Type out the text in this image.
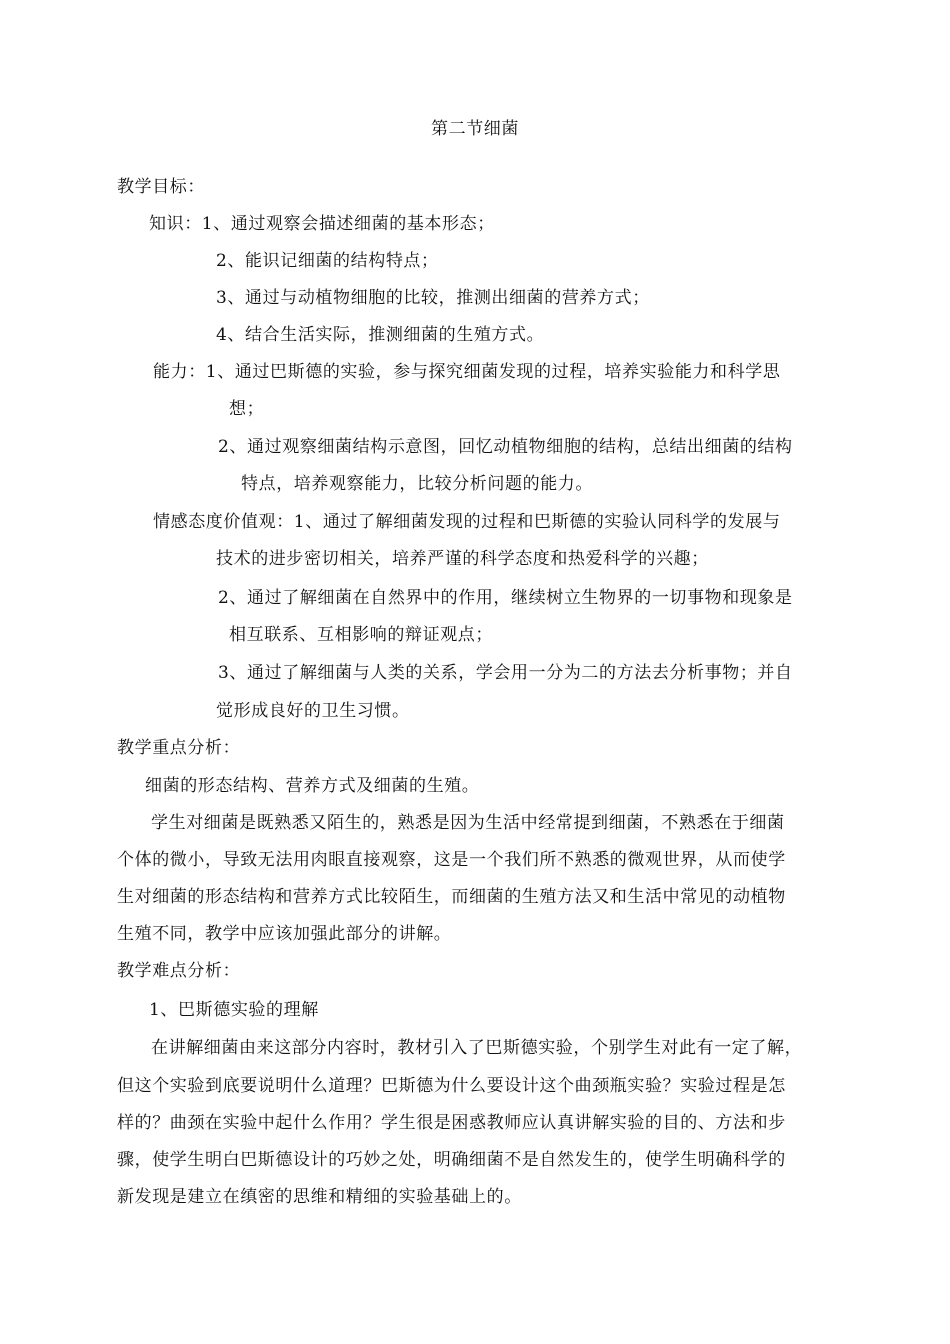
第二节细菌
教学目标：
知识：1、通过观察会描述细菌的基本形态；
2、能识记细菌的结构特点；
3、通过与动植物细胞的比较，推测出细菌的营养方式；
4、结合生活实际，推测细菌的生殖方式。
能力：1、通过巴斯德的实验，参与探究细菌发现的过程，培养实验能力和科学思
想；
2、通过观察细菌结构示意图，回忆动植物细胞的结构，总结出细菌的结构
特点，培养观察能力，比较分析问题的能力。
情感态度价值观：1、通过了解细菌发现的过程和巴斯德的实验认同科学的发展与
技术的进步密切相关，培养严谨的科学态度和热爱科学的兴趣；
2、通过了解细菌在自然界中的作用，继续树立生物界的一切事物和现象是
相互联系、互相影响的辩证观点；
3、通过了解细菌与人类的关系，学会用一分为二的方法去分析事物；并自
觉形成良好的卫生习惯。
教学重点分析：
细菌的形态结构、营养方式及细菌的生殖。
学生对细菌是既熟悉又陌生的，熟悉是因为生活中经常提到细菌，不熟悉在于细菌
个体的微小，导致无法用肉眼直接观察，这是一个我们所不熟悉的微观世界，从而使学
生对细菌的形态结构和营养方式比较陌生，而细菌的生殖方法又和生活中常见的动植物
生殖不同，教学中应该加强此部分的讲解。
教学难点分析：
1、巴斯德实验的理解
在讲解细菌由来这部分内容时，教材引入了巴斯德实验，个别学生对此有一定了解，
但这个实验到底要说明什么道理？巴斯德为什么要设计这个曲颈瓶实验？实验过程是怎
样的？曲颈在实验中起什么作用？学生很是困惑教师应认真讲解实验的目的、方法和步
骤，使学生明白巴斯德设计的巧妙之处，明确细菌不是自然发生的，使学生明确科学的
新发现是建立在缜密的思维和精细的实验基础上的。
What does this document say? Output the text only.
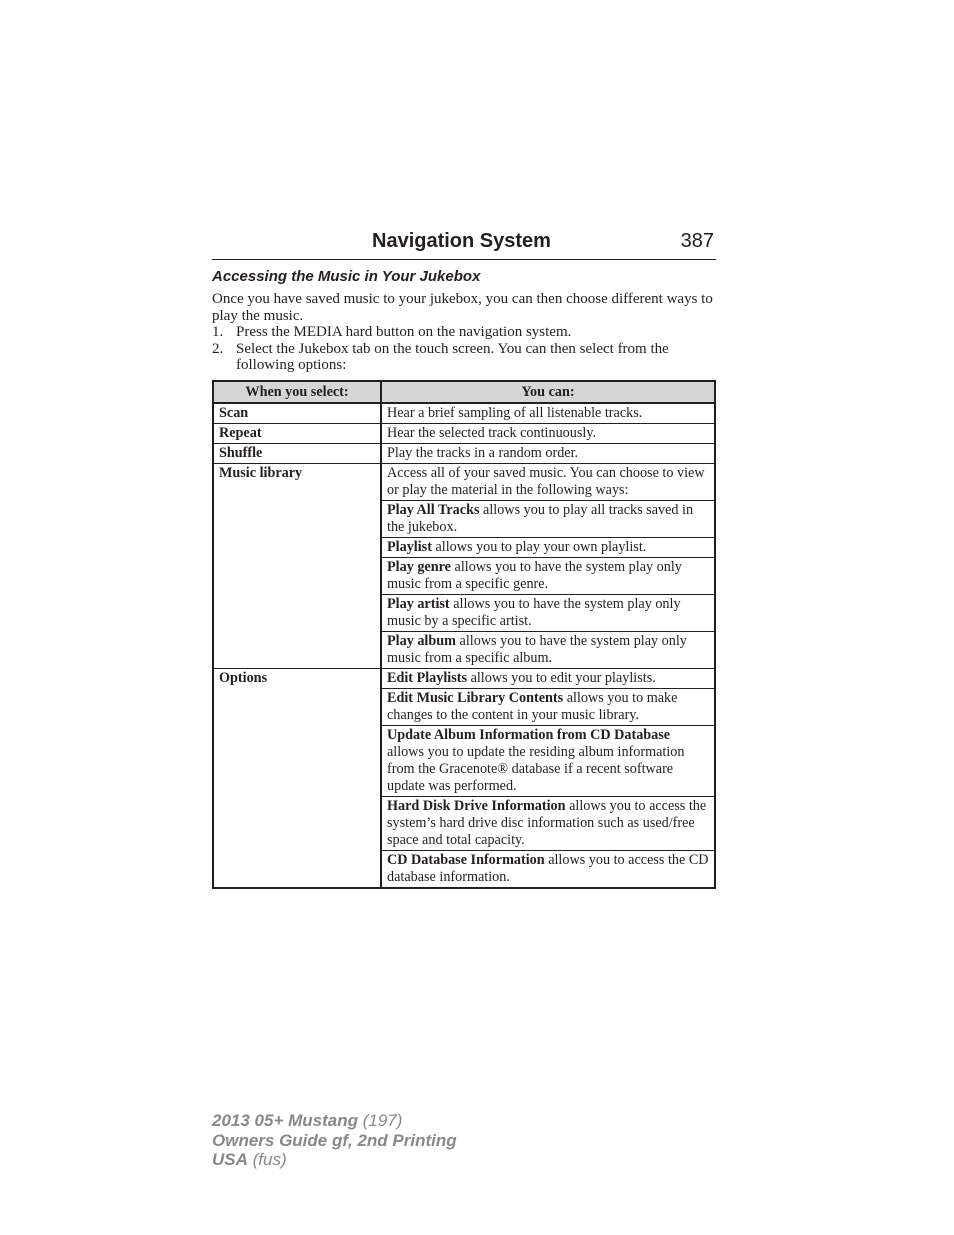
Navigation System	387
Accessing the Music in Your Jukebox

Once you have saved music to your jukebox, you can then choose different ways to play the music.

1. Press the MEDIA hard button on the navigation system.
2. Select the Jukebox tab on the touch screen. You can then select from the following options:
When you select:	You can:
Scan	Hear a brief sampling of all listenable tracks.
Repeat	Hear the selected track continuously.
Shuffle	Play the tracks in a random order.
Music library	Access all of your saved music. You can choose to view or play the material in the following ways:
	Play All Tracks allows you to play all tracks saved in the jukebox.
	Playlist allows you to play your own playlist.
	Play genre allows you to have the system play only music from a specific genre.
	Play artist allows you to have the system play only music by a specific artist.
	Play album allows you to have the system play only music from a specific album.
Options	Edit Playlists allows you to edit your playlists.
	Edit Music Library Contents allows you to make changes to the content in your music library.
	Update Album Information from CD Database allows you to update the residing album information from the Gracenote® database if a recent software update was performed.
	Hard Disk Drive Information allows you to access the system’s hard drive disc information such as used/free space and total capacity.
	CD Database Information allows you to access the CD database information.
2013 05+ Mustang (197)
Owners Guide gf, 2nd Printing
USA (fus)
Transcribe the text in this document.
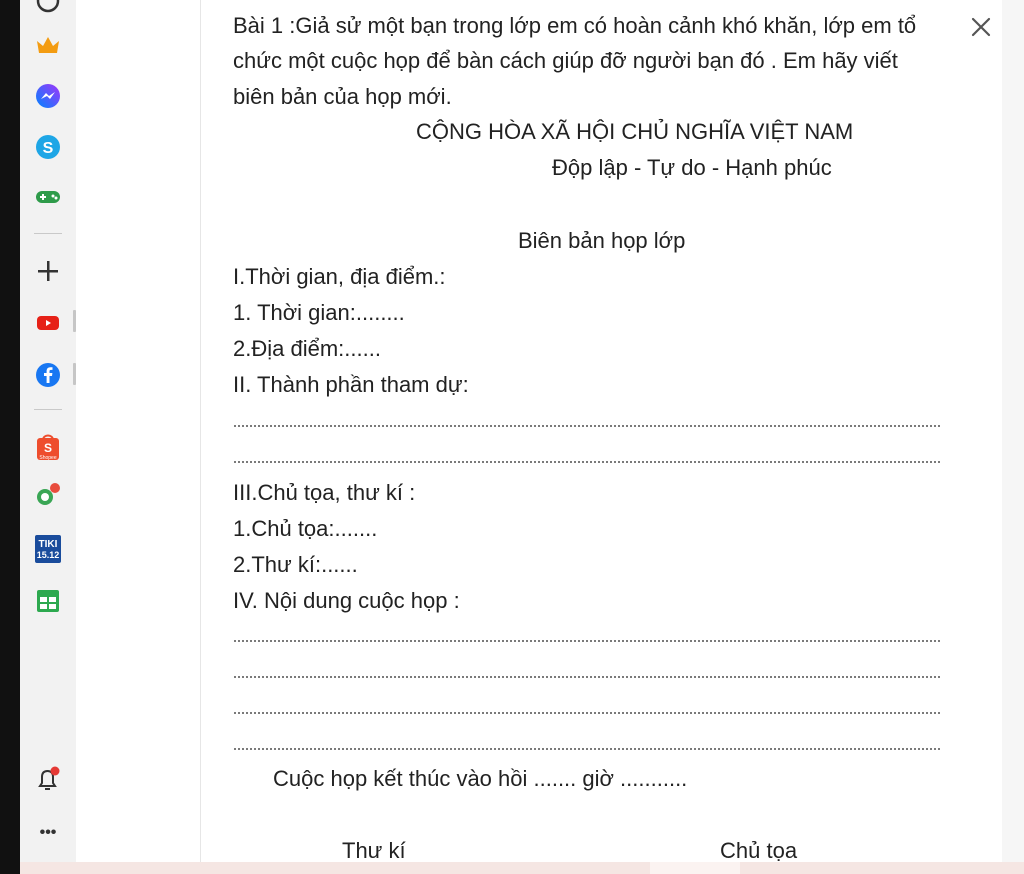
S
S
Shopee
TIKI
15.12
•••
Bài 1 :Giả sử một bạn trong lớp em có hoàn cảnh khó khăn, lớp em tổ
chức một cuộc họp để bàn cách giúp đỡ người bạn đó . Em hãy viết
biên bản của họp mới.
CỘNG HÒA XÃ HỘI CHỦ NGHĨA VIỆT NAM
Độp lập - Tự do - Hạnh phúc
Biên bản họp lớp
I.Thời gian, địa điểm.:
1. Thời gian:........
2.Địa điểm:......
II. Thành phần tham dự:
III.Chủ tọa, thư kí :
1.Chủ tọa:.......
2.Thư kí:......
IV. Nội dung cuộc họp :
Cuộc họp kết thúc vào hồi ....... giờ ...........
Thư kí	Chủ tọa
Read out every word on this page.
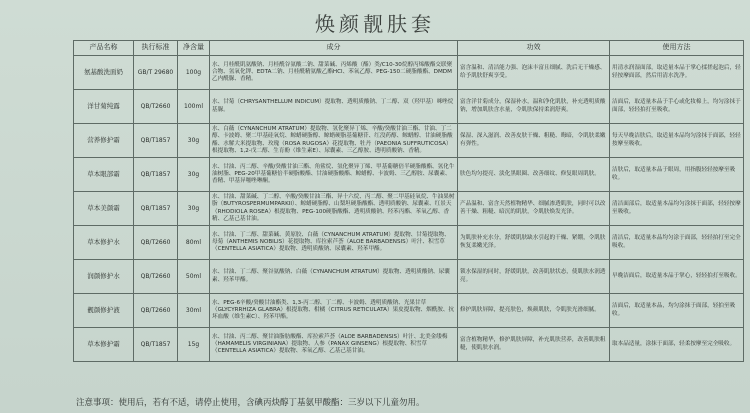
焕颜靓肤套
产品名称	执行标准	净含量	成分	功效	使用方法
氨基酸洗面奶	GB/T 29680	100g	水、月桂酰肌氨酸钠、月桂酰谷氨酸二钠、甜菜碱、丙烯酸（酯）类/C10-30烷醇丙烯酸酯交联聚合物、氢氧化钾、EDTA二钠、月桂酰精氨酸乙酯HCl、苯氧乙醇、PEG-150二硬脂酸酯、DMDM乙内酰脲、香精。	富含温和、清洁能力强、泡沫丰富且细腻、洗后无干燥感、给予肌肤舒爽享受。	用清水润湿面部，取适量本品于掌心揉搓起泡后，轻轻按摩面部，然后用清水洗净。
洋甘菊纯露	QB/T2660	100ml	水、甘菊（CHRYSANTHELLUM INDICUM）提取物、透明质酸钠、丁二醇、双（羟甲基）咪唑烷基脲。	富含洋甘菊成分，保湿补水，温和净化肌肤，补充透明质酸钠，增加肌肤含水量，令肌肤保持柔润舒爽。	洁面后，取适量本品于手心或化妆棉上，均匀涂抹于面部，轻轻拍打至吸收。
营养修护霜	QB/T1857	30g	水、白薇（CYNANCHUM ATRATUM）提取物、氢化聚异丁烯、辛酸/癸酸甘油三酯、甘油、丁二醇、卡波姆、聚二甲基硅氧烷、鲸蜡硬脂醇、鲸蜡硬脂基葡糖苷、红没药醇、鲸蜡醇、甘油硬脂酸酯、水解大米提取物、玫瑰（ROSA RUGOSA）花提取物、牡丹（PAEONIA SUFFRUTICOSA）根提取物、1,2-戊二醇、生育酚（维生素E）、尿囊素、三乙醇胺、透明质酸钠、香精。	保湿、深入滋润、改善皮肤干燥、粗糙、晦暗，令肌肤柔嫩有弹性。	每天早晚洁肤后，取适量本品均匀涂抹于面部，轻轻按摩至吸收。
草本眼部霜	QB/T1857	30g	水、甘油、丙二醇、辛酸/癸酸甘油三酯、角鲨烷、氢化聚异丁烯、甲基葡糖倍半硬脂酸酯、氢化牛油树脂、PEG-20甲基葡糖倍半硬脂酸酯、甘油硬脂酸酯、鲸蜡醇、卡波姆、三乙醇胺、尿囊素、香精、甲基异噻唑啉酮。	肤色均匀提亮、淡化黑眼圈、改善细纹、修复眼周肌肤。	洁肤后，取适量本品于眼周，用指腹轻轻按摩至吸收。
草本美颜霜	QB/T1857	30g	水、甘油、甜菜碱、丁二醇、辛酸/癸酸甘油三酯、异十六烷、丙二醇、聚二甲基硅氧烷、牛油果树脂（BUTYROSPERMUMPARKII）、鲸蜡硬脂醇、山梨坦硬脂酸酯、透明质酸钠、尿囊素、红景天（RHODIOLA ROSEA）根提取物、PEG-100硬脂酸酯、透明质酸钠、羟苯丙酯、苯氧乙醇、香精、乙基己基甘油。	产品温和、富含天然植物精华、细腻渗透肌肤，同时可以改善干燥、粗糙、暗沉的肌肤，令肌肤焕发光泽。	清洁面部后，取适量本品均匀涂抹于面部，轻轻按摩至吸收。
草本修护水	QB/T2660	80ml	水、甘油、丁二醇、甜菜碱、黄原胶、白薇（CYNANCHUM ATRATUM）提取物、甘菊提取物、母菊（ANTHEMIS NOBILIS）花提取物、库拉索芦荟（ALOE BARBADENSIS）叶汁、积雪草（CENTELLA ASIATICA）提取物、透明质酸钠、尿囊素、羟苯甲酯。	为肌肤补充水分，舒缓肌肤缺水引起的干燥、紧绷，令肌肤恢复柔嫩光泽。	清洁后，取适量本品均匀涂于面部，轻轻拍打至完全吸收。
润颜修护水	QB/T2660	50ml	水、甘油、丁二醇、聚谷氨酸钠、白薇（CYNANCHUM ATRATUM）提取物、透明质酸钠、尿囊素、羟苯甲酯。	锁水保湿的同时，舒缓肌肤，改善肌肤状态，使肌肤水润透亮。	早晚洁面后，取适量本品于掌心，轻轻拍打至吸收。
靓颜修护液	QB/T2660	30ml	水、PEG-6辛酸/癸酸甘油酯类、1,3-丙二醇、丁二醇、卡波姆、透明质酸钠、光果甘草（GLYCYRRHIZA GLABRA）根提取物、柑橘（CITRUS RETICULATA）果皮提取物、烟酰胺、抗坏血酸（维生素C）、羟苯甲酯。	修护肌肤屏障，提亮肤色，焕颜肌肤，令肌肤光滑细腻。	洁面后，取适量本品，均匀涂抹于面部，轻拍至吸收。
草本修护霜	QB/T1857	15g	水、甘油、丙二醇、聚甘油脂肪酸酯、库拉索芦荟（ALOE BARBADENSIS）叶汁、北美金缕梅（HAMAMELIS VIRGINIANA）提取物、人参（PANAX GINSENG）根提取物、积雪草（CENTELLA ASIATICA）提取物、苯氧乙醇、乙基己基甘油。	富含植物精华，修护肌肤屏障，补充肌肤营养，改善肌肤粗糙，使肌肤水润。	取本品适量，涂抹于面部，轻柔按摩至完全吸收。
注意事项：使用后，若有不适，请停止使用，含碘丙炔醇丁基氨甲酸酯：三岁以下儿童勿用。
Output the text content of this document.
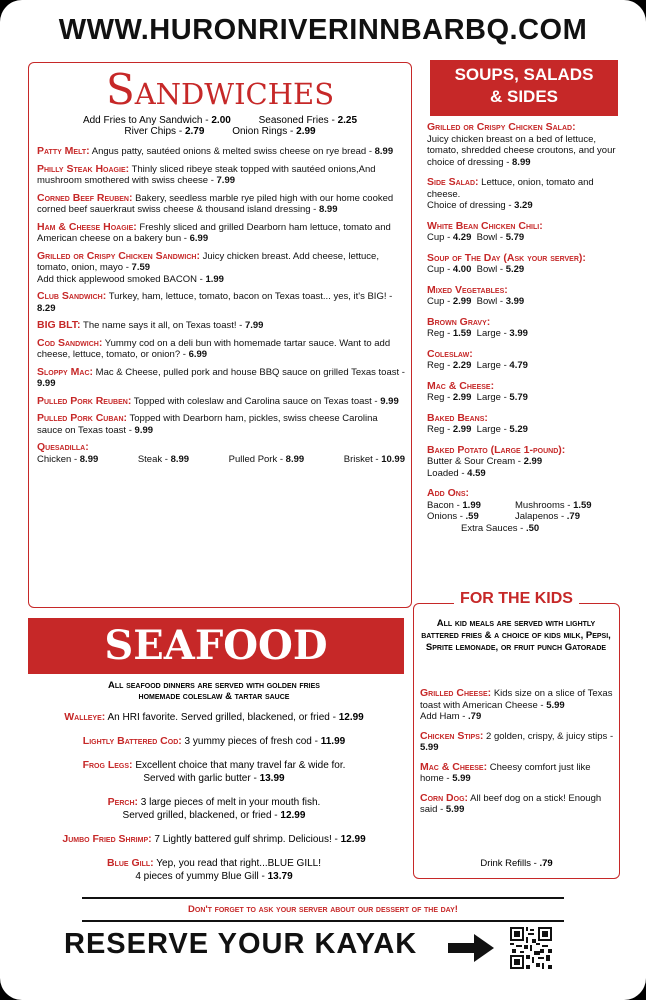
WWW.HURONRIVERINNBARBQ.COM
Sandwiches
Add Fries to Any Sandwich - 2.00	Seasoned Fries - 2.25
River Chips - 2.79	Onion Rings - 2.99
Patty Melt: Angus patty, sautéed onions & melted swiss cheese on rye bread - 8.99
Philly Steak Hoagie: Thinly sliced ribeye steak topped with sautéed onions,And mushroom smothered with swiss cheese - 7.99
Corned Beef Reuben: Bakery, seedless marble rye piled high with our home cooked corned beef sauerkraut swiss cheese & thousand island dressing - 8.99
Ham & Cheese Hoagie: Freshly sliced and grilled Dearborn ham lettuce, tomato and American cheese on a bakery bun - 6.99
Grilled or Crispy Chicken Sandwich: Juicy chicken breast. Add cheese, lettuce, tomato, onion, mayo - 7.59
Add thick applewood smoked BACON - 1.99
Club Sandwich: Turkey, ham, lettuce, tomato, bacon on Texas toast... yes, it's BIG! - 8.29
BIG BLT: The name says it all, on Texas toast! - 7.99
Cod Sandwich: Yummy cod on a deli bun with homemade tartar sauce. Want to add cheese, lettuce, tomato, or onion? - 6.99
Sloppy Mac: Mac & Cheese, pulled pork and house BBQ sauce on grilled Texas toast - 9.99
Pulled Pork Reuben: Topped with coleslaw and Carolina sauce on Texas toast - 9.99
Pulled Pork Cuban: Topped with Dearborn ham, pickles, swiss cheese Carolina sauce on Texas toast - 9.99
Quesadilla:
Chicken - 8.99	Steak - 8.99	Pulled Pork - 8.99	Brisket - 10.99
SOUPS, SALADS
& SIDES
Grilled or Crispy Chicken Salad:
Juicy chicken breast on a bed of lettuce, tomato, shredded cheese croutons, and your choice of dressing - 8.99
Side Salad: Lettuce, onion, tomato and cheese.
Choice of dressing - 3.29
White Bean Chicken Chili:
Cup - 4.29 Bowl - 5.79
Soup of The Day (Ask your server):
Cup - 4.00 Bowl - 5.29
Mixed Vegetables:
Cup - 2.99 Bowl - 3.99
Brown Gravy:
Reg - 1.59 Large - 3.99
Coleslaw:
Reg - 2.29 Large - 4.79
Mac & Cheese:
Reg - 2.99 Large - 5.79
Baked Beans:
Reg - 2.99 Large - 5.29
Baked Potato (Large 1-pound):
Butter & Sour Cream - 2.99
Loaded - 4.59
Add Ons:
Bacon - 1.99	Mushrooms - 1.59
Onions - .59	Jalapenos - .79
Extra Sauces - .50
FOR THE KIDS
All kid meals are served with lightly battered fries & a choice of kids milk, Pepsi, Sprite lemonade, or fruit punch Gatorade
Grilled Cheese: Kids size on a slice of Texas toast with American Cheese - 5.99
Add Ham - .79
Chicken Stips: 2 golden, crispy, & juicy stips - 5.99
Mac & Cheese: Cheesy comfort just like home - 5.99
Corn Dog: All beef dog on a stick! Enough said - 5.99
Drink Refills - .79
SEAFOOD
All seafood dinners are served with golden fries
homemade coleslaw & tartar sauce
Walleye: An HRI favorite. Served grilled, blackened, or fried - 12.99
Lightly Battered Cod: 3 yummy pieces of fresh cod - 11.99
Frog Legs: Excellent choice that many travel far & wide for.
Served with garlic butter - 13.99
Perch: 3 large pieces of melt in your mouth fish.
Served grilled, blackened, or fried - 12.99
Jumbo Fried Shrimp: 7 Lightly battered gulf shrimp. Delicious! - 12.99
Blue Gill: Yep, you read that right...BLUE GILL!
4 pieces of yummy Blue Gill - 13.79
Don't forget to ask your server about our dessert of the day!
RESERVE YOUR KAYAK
=-=-=
### [What to work on]
Find the lines that include the string "tracks", then copy each of them.

### [Solution below]
Scan	Hear a brief sampling of all listenable tracks.
Shuffle	Play the tracks in a random order.
	Play All Tracks allows you to play all tracks saved in the jukebox.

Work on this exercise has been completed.